It's a sad story of a little Jewish boy (Edgardo Mortara) taken from his parents by the Catholic church because the child had supposedly been baptized by the family's Catholic servant, and their efforts to get him back. It is told against the backdrop of the turmoil surrounding the unification of Italy and backlash against Papal temporal rule in the middle part of the nineteenth century.

It highlights very well the discrimination practiced against Jews - particularly by the Catholic church - presaging what would happen to them in the 1940s.

Highly recommended! ( )
1 vote mybucketlistofbooks | Jan 10, 2015 |
The kidnapping of Edgardo Mortara - David Kertzer 1997
Did the Montara story change the course of Italian and European history?

This book is about an important aspect of Jewish and Italian history.
Where a Jewish child had been baptized by a Catholic maid the church took them from their family to bring them up as Catholic. This had happened in numerous cases but with the atmosphere of the Risorgimento and after 1848 people stood up for their rights and this issue spread in the press. Bologna had been free for a period but with the help of Austrian troops reverted to being a Papal State.
The misuse of the Popes temporal power is one of the causes of Italian Independence demands. Pope Pius IX was a fundamentalist Catholic and tried fighting back against the liberal anti-religious trends.
In America it caused an anti-Catholic backlash but the President was not prepared to say anything as the US under Buchanan was on the verge of the civil war and the slavery issue.
In 1860 Covour died at the age of 50 of a heart attack at the height of his influence.
Alliances Israeli Universalle was started with a conference to do with the Montara kidnapping and its headquarters have remained in Paris since. Both Montifiori and The Rothschilds tried to intervene with the help of British and French governments,
Edgardo became a successful priest speaking 7 languages including Hebrew and died at the age of 88 in Belgium in 1940, 2 months before the Germans occupied it.
Converts like him became an embarrassment to the Jewish community.
I read about the Affair Finaly also which took place in France in 1952 it is amazing that 100 year after the Mortara experience the church had not changed ( )
  MauriceRogevMemorial | Oct 14, 2012 |
The Kidnapping of Edgardo Mortara describes a period during the mid 1800s when Italy was becoming a unified, secular country, modeled after France, Great Britain and other European countries. Prior to this time, it was a conglomerate of separate states with large areas ruled by the Catholic Church. Edgardo, a young Jewish boy, was taken from his home because he was reportedly baptized by a young illiterate servant working in the Mortara home. What made this so incredible was that, although baptism was not permitted without parental consent, once it was done, the Church felt it had no choice but to remove the child from his home so that he could be brought up as a proper Catholic. At the same time, there was a movement in Italy to unite under a secular ruler. The author contends that the Mortara case, although not unusual, was so widely publicized across the western world that it tipped the balance in favor of anti-papist sentiment and precipitated the annexation (under force) of the papal lands to Sardinia and the other parts of Italy. I don't know if I entirely buy this premise, but it certainly suggested to the rest of Europe an archaic way of thinking that they no longer wished to support.

[INFORMATION SUPPLIED]
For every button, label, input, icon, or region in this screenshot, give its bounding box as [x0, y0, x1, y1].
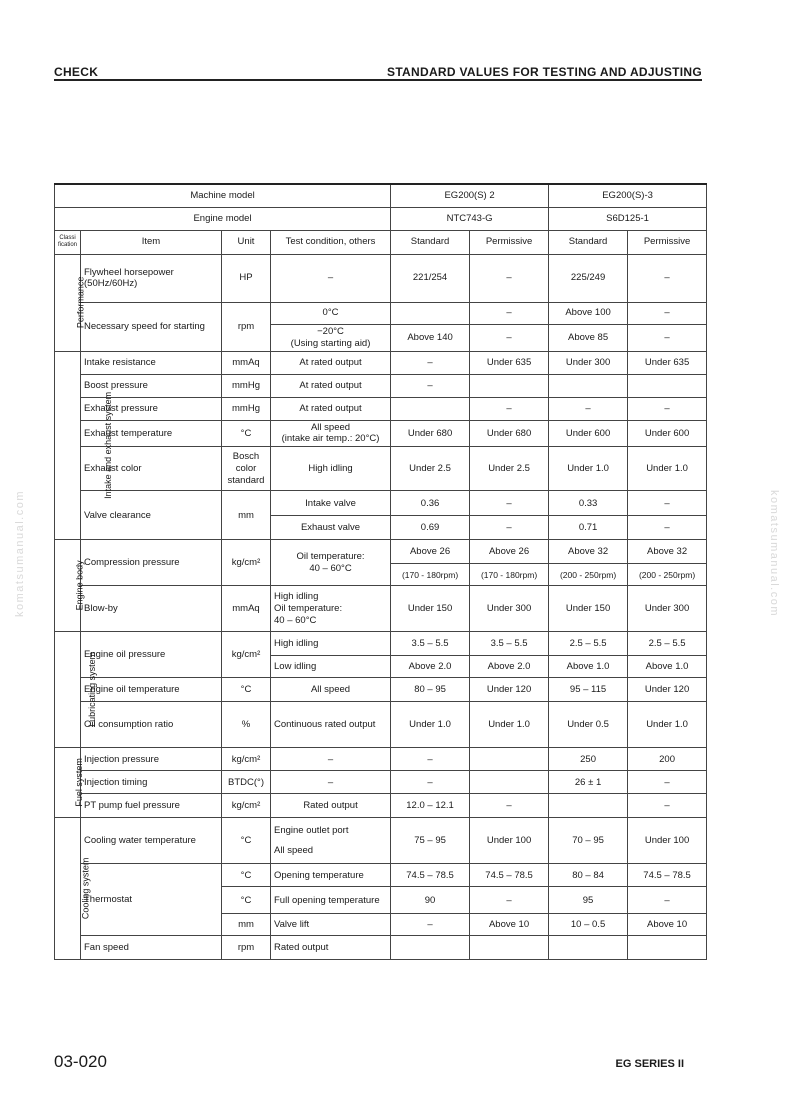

[GIVEN REQUEST A]
According to the reviews of the book on the Edgardo Mortara kidnapping, where and in what year did Edgardo die?
[GIVEN REQUEST B]
Write the next part of the reviews of the book on the Edgardo Mortara kidnapping, picking up after their final sentence.

[TASK OUTPUT A]
He died in Belgium in 1940.

[TASK OUTPUT B]
My expectations for this book were slightly different. I think there was more of an emphasis on history than I expected, although the personal plight of the Mortara family was addressed within the context of the struggle between secular and religious forces in Italy. I was fascinated to learn that there was still an Inquisition in Italy at this time and that regions outside the papal rule did not require Jews to live in ghettos. The book clearly serves as a warning that theocracies are dangerous as governing bodies and likely to treat those of other religions as second class citizens. For the most part, the book was well written, although there were times when it seemed disorganized and repetitive, because it would go back a few centuries, then come back the the 1800s. I was also unfamiliar with the Catholic hierarchy, so it took me a while to realize that Cardinals could be archbishops etc. Nevertheless, I enjoyed the book and found that it significantly broadened my understanding of European history.

For those of you with the kindle edition: there are numerous typos, which did not really affect my enjoyment of the book, but just so you know... ( )
1 vote krazy4katz | Jan 21, 2011 |
Fascinating - ( )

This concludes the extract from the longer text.